● **Material shown**
========================================

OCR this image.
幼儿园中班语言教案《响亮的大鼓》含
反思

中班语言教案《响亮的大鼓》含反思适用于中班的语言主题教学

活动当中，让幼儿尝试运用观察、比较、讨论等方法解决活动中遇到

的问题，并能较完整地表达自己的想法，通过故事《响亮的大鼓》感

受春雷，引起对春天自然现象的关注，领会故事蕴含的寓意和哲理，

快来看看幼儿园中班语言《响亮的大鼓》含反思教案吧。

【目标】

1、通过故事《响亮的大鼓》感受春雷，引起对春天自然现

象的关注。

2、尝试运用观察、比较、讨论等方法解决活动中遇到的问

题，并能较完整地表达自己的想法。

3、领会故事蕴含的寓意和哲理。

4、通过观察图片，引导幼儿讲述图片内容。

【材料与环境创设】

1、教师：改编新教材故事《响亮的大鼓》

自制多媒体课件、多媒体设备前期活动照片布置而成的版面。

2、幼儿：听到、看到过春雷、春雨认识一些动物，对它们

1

========================================

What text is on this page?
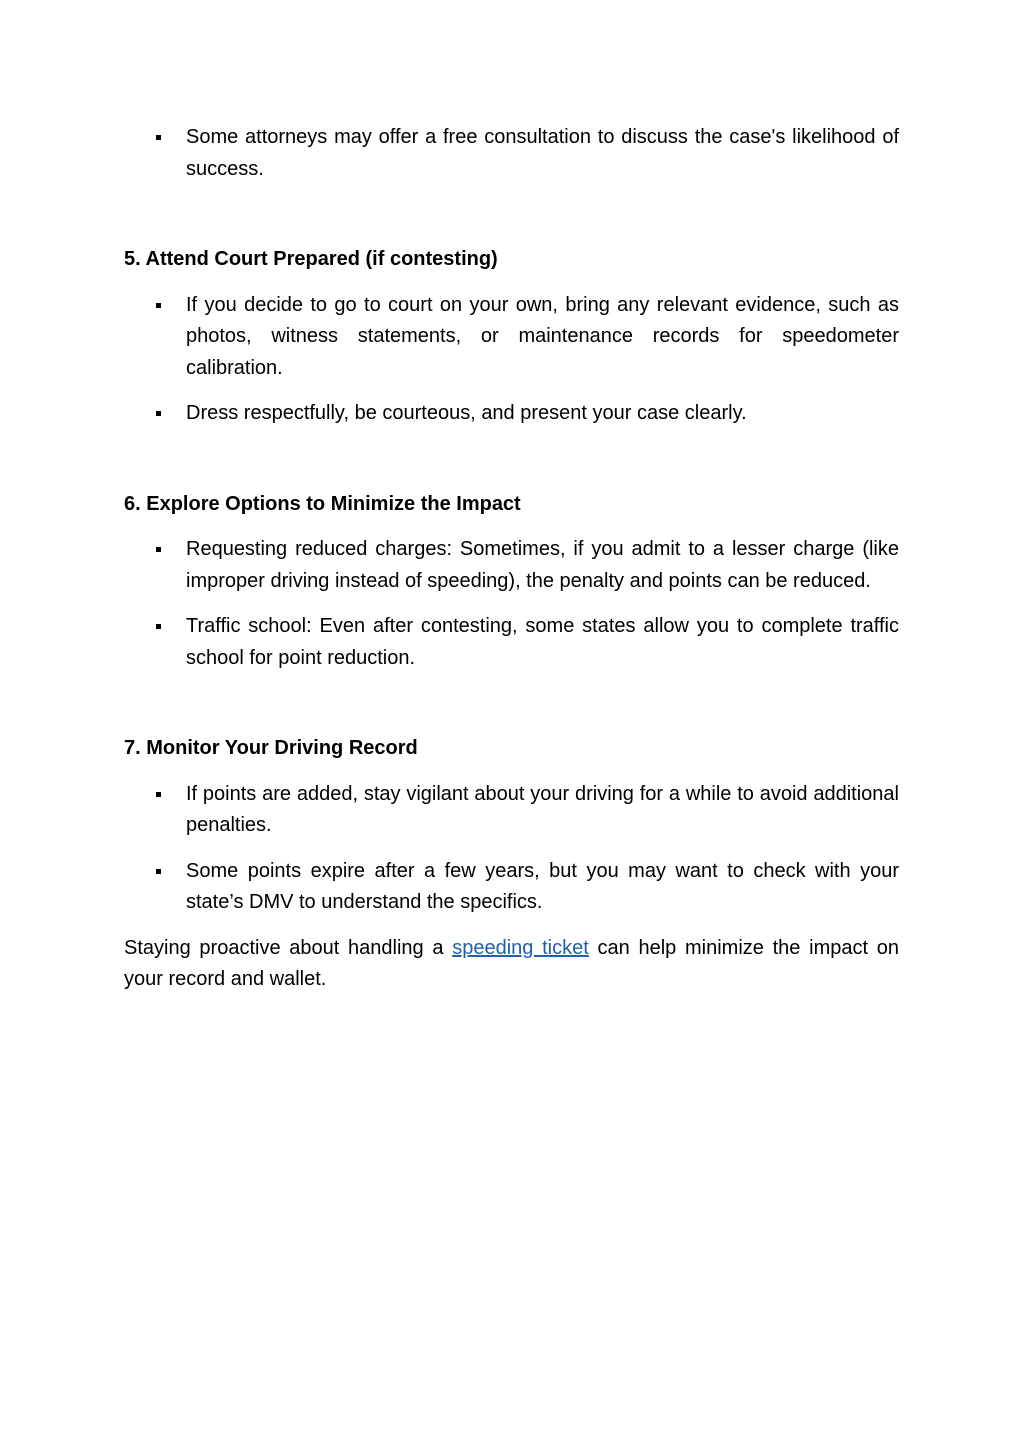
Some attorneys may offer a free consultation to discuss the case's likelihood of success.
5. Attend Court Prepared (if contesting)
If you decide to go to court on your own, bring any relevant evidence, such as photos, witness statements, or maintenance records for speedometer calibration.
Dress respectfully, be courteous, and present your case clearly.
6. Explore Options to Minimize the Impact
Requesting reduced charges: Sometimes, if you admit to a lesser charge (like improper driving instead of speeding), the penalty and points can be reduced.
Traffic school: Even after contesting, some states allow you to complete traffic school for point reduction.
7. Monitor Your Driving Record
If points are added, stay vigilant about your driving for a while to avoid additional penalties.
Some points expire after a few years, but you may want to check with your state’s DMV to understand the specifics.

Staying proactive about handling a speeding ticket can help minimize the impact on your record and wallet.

========================================

● **Given task**
Report how many lines of the preceding records include "领会故事蕴含的寓意和哲理". Output the number only.

● **Reply**
2